» **Exercise**
Below is a block of records. Copy every line in it that contains the word "color".

» **Listed records**
● ● ● ●

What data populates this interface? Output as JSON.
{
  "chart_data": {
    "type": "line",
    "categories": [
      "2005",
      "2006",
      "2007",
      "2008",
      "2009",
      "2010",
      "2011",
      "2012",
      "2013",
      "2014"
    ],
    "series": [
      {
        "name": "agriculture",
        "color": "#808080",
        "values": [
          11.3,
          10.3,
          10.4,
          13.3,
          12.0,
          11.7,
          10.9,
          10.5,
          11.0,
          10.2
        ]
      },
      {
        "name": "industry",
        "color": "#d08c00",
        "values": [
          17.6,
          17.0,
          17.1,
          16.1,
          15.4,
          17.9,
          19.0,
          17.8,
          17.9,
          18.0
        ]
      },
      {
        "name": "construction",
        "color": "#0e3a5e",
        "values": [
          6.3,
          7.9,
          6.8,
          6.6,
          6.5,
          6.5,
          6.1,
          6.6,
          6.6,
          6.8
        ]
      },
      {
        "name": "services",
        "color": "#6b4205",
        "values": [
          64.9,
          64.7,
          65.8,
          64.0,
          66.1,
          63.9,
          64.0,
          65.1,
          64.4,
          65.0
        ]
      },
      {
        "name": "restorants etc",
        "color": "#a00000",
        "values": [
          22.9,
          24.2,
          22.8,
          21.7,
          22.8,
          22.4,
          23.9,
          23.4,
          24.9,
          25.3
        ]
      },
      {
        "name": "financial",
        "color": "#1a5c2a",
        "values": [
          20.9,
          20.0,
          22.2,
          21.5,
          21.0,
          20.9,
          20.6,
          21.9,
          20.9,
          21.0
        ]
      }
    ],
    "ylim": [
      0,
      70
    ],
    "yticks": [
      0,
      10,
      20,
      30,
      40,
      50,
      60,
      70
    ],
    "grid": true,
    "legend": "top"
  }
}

● ● ● ●

» **Response to this task**
        "color": "#808080",
        "color": "#d08c00",
        "color": "#0e3a5e",
        "color": "#6b4205",
        "color": "#a00000",
        "color": "#1a5c2a",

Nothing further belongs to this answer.